Rewrite the lines below, substituting "grid-row" for every "table-row" and leaving everything else unchanged.

(Element and coordinate lines)
......
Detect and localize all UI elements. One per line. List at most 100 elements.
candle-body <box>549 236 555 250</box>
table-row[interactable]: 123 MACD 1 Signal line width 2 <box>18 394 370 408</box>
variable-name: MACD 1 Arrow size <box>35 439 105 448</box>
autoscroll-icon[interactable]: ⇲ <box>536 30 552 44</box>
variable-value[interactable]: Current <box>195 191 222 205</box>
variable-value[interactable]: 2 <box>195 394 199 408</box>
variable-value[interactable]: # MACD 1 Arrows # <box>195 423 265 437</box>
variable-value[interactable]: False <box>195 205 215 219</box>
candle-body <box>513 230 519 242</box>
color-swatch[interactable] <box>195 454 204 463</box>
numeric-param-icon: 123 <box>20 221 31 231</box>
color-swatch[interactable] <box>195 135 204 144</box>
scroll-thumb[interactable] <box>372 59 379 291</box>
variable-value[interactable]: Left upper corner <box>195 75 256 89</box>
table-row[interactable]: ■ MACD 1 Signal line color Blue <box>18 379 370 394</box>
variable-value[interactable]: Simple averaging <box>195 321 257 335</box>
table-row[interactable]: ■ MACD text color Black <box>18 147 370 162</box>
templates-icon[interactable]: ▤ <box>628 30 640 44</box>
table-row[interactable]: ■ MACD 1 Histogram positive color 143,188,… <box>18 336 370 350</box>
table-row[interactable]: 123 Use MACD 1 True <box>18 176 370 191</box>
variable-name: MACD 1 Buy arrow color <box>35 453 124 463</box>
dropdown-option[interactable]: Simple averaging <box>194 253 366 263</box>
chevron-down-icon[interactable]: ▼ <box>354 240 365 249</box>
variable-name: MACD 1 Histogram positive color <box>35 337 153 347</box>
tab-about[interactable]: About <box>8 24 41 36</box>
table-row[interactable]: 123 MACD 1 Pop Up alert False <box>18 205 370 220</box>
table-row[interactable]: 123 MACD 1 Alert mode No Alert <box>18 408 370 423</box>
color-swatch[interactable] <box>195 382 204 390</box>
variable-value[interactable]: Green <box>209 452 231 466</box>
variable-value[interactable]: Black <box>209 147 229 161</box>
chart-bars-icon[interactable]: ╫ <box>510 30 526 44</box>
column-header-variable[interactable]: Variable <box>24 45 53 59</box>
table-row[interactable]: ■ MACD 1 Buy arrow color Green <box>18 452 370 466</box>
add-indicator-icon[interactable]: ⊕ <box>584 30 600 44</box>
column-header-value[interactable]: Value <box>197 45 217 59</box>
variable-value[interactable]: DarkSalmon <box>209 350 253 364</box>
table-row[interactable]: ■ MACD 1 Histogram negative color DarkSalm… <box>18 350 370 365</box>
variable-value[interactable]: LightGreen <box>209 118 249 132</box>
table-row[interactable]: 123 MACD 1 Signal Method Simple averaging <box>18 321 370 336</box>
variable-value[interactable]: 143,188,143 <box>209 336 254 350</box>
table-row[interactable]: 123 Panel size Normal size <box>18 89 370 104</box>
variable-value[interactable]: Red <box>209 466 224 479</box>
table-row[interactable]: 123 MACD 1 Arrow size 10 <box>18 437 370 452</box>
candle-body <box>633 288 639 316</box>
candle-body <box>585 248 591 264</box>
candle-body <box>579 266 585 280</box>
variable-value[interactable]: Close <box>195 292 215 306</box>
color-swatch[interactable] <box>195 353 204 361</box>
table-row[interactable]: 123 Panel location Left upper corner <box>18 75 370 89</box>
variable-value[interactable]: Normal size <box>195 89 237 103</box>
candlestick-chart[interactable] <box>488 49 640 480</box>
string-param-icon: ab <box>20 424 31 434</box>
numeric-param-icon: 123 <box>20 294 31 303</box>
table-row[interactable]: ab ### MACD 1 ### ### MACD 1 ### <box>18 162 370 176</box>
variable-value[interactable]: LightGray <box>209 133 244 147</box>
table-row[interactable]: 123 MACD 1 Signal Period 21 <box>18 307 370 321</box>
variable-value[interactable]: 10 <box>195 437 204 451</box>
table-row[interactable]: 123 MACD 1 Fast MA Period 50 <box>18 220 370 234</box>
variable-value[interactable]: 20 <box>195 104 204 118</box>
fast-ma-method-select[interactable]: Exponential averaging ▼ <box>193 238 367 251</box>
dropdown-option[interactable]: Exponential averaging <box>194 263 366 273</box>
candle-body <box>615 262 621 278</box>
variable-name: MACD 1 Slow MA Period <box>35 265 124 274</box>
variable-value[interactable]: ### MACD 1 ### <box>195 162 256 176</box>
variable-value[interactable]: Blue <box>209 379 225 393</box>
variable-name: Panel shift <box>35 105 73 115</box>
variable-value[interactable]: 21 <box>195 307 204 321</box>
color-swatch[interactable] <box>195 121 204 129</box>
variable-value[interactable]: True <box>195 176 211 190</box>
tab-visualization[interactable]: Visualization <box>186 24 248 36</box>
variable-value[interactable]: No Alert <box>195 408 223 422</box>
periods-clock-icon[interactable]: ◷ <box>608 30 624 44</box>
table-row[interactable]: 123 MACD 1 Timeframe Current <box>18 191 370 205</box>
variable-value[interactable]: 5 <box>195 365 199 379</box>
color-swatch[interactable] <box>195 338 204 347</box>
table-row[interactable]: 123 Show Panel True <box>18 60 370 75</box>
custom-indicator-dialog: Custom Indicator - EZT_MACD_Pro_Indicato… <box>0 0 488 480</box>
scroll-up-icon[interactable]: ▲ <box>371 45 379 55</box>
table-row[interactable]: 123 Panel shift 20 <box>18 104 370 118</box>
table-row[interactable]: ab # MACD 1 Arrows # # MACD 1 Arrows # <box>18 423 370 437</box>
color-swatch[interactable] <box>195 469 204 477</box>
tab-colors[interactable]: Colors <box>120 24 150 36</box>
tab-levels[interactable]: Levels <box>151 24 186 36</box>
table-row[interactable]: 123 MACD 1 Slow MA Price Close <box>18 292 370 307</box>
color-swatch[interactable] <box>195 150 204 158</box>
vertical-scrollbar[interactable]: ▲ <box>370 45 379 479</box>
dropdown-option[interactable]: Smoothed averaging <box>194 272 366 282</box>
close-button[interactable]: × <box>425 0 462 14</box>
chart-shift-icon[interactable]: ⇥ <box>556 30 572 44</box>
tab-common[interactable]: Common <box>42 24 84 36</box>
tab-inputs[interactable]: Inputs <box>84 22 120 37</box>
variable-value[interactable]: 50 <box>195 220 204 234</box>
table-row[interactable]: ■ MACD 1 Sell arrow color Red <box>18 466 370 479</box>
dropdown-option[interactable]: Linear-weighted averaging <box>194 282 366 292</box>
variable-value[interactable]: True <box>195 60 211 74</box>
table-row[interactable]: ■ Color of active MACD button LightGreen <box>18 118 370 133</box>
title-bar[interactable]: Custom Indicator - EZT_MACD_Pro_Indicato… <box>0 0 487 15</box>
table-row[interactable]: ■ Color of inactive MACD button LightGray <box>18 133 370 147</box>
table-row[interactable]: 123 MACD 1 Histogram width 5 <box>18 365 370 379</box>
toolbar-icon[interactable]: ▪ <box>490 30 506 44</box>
......
:: COMPLETE RESPONSE ::
Detect and localize all UI elements. One per line. List at most 100 elements.
candle-body <box>549 236 555 250</box>
grid-row[interactable]: 123 MACD 1 Signal line width 2 <box>18 394 370 408</box>
variable-name: MACD 1 Arrow size <box>35 439 105 448</box>
autoscroll-icon[interactable]: ⇲ <box>536 30 552 44</box>
variable-value[interactable]: Current <box>195 191 222 205</box>
variable-value[interactable]: 2 <box>195 394 199 408</box>
variable-value[interactable]: # MACD 1 Arrows # <box>195 423 265 437</box>
variable-value[interactable]: False <box>195 205 215 219</box>
candle-body <box>513 230 519 242</box>
color-swatch[interactable] <box>195 454 204 463</box>
numeric-param-icon: 123 <box>20 221 31 231</box>
color-swatch[interactable] <box>195 135 204 144</box>
scroll-thumb[interactable] <box>372 59 379 291</box>
variable-value[interactable]: Left upper corner <box>195 75 256 89</box>
grid-row[interactable]: ■ MACD 1 Signal line color Blue <box>18 379 370 394</box>
variable-value[interactable]: Simple averaging <box>195 321 257 335</box>
grid-row[interactable]: ■ MACD text color Black <box>18 147 370 162</box>
templates-icon[interactable]: ▤ <box>628 30 640 44</box>
grid-row[interactable]: ■ MACD 1 Histogram positive color 143,188,… <box>18 336 370 350</box>
grid-row[interactable]: 123 Use MACD 1 True <box>18 176 370 191</box>
variable-name: MACD 1 Buy arrow color <box>35 453 124 463</box>
dropdown-option[interactable]: Simple averaging <box>194 253 366 263</box>
chevron-down-icon[interactable]: ▼ <box>354 240 365 249</box>
variable-name: MACD 1 Histogram positive color <box>35 337 153 347</box>
tab-about[interactable]: About <box>8 24 41 36</box>
grid-row[interactable]: 123 MACD 1 Pop Up alert False <box>18 205 370 220</box>
grid-row[interactable]: 123 MACD 1 Alert mode No Alert <box>18 408 370 423</box>
color-swatch[interactable] <box>195 382 204 390</box>
variable-value[interactable]: Green <box>209 452 231 466</box>
variable-value[interactable]: Black <box>209 147 229 161</box>
chart-bars-icon[interactable]: ╫ <box>510 30 526 44</box>
column-header-variable[interactable]: Variable <box>24 45 53 59</box>
grid-row[interactable]: ■ MACD 1 Buy arrow color Green <box>18 452 370 466</box>
add-indicator-icon[interactable]: ⊕ <box>584 30 600 44</box>
column-header-value[interactable]: Value <box>197 45 217 59</box>
variable-value[interactable]: DarkSalmon <box>209 350 253 364</box>
grid-row[interactable]: ■ MACD 1 Histogram negative color DarkSalm… <box>18 350 370 365</box>
variable-value[interactable]: LightGreen <box>209 118 249 132</box>
grid-row[interactable]: 123 MACD 1 Signal Method Simple averaging <box>18 321 370 336</box>
variable-value[interactable]: 143,188,143 <box>209 336 254 350</box>
grid-row[interactable]: 123 Panel size Normal size <box>18 89 370 104</box>
variable-value[interactable]: Red <box>209 466 224 479</box>
grid-row[interactable]: 123 MACD 1 Arrow size 10 <box>18 437 370 452</box>
candle-body <box>633 288 639 316</box>
candle-body <box>585 248 591 264</box>
candle-body <box>579 266 585 280</box>
variable-value[interactable]: Close <box>195 292 215 306</box>
color-swatch[interactable] <box>195 353 204 361</box>
grid-row[interactable]: 123 Panel location Left upper corner <box>18 75 370 89</box>
variable-value[interactable]: Normal size <box>195 89 237 103</box>
candlestick-chart[interactable] <box>488 49 640 480</box>
string-param-icon: ab <box>20 424 31 434</box>
numeric-param-icon: 123 <box>20 294 31 303</box>
grid-row[interactable]: ab ### MACD 1 ### ### MACD 1 ### <box>18 162 370 176</box>
variable-value[interactable]: LightGray <box>209 133 244 147</box>
grid-row[interactable]: 123 MACD 1 Signal Period 21 <box>18 307 370 321</box>
variable-value[interactable]: 10 <box>195 437 204 451</box>
grid-row[interactable]: 123 MACD 1 Fast MA Period 50 <box>18 220 370 234</box>
variable-value[interactable]: 20 <box>195 104 204 118</box>
fast-ma-method-select[interactable]: Exponential averaging ▼ <box>193 238 367 251</box>
dropdown-option[interactable]: Exponential averaging <box>194 263 366 273</box>
candle-body <box>615 262 621 278</box>
variable-name: MACD 1 Slow MA Period <box>35 265 124 274</box>
variable-value[interactable]: ### MACD 1 ### <box>195 162 256 176</box>
variable-value[interactable]: Blue <box>209 379 225 393</box>
variable-name: Panel shift <box>35 105 73 115</box>
variable-value[interactable]: 21 <box>195 307 204 321</box>
color-swatch[interactable] <box>195 121 204 129</box>
variable-value[interactable]: True <box>195 176 211 190</box>
tab-visualization[interactable]: Visualization <box>186 24 248 36</box>
variable-value[interactable]: No Alert <box>195 408 223 422</box>
periods-clock-icon[interactable]: ◷ <box>608 30 624 44</box>
grid-row[interactable]: 123 MACD 1 Timeframe Current <box>18 191 370 205</box>
variable-value[interactable]: 5 <box>195 365 199 379</box>
color-swatch[interactable] <box>195 338 204 347</box>
grid-row[interactable]: 123 Show Panel True <box>18 60 370 75</box>
custom-indicator-dialog: Custom Indicator - EZT_MACD_Pro_Indicato… <box>0 0 488 480</box>
scroll-up-icon[interactable]: ▲ <box>371 45 379 55</box>
grid-row[interactable]: 123 Panel shift 20 <box>18 104 370 118</box>
grid-row[interactable]: ab # MACD 1 Arrows # # MACD 1 Arrows # <box>18 423 370 437</box>
color-swatch[interactable] <box>195 469 204 477</box>
tab-colors[interactable]: Colors <box>120 24 150 36</box>
tab-levels[interactable]: Levels <box>151 24 186 36</box>
grid-row[interactable]: 123 MACD 1 Slow MA Price Close <box>18 292 370 307</box>
color-swatch[interactable] <box>195 150 204 158</box>
vertical-scrollbar[interactable]: ▲ <box>370 45 379 479</box>
dropdown-option[interactable]: Smoothed averaging <box>194 272 366 282</box>
close-button[interactable]: × <box>425 0 462 14</box>
chart-shift-icon[interactable]: ⇥ <box>556 30 572 44</box>
tab-common[interactable]: Common <box>42 24 84 36</box>
tab-inputs[interactable]: Inputs <box>84 22 120 37</box>
variable-value[interactable]: 50 <box>195 220 204 234</box>
grid-row[interactable]: ■ MACD 1 Sell arrow color Red <box>18 466 370 479</box>
dropdown-option[interactable]: Linear-weighted averaging <box>194 282 366 292</box>
variable-value[interactable]: True <box>195 60 211 74</box>
grid-row[interactable]: ■ Color of active MACD button LightGreen <box>18 118 370 133</box>
title-bar[interactable]: Custom Indicator - EZT_MACD_Pro_Indicato… <box>0 0 487 15</box>
grid-row[interactable]: ■ Color of inactive MACD button LightGray <box>18 133 370 147</box>
grid-row[interactable]: 123 MACD 1 Histogram width 5 <box>18 365 370 379</box>
toolbar-icon[interactable]: ▪ <box>490 30 506 44</box>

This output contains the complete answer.